_Instructions for the task_
Tally up the lines that include "University" and state that number by itself.

_Information provided_

---------------

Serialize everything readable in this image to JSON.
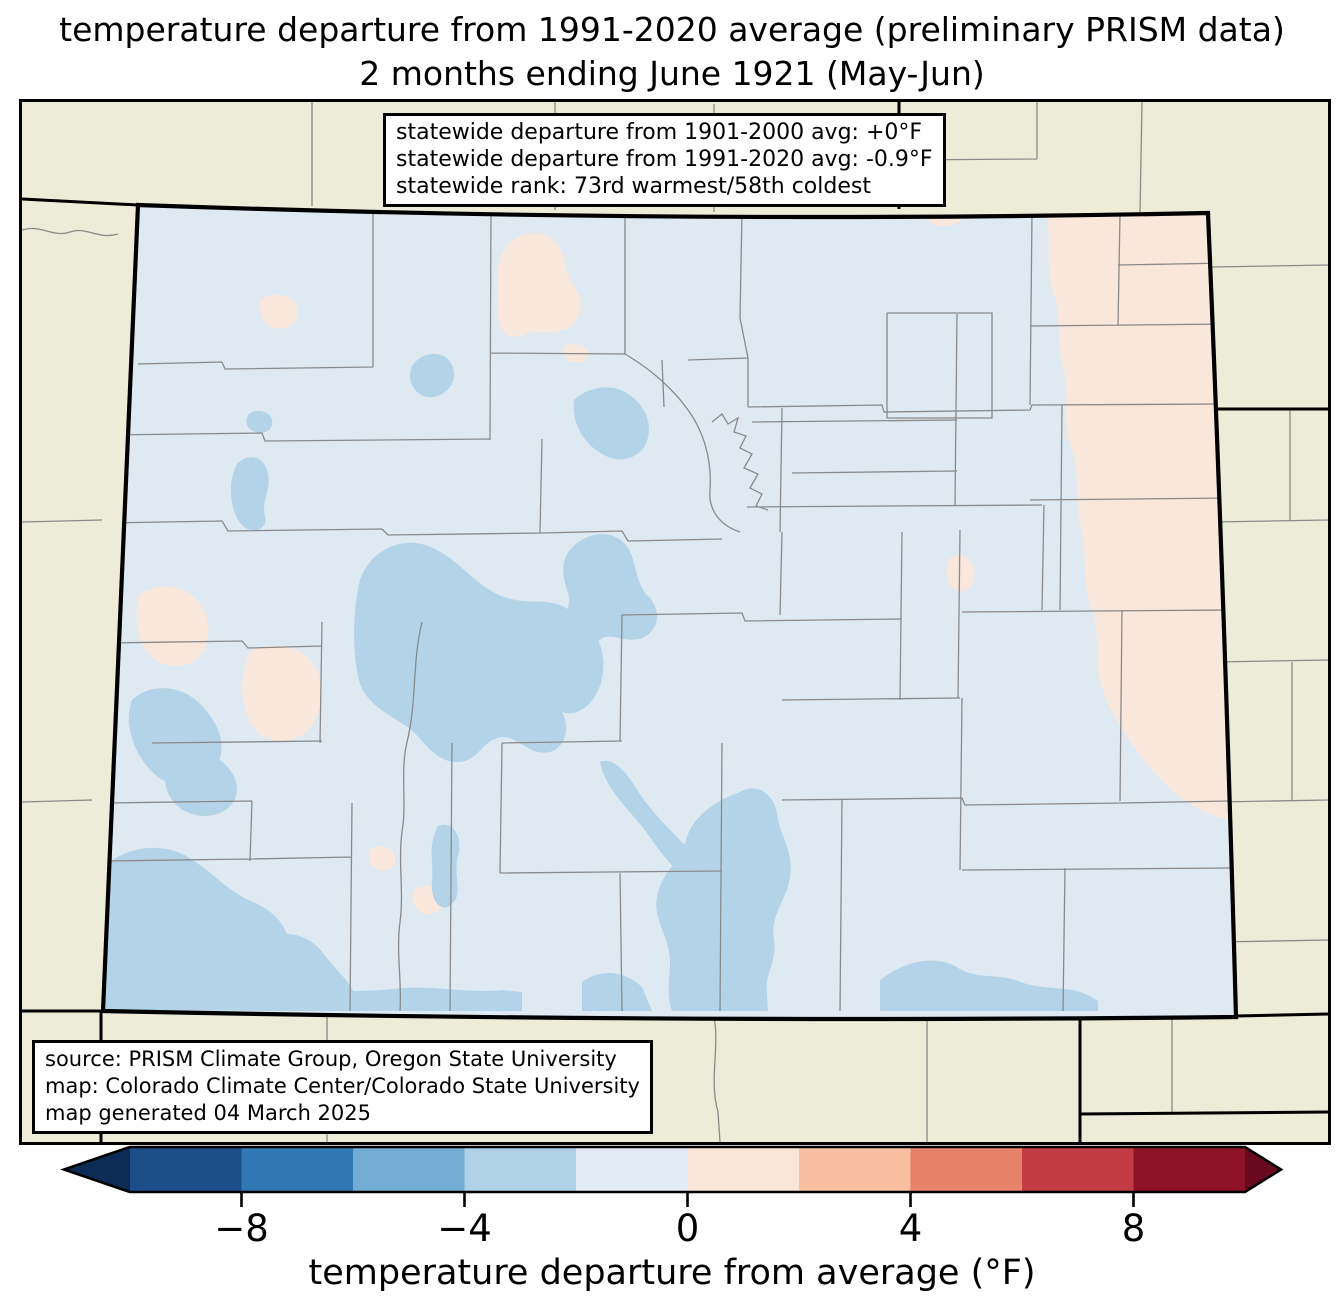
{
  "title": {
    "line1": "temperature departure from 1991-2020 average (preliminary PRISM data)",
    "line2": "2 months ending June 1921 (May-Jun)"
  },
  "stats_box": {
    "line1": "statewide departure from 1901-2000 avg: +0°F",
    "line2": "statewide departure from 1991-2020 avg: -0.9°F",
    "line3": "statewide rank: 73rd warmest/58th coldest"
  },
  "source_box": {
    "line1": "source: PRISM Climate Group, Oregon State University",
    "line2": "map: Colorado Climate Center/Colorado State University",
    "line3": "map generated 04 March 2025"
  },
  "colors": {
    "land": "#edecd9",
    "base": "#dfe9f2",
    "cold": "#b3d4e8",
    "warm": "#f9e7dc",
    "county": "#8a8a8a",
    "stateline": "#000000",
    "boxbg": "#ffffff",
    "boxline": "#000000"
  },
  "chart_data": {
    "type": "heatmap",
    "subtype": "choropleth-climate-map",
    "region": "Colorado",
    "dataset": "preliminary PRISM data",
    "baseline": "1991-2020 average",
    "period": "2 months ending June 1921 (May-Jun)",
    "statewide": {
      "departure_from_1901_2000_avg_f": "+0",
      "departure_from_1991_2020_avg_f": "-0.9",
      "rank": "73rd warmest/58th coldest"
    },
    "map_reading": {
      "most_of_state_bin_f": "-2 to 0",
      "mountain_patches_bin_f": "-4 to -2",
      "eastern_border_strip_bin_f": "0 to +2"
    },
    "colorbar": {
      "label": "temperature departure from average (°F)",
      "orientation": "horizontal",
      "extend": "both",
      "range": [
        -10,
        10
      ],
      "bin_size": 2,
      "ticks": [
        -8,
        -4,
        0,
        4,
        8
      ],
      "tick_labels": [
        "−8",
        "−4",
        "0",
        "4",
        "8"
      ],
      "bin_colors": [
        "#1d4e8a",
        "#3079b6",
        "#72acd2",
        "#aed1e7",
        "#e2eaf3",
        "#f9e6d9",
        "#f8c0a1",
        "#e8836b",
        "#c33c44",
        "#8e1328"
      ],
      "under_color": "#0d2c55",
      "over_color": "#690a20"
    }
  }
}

---------------

_Reply_
2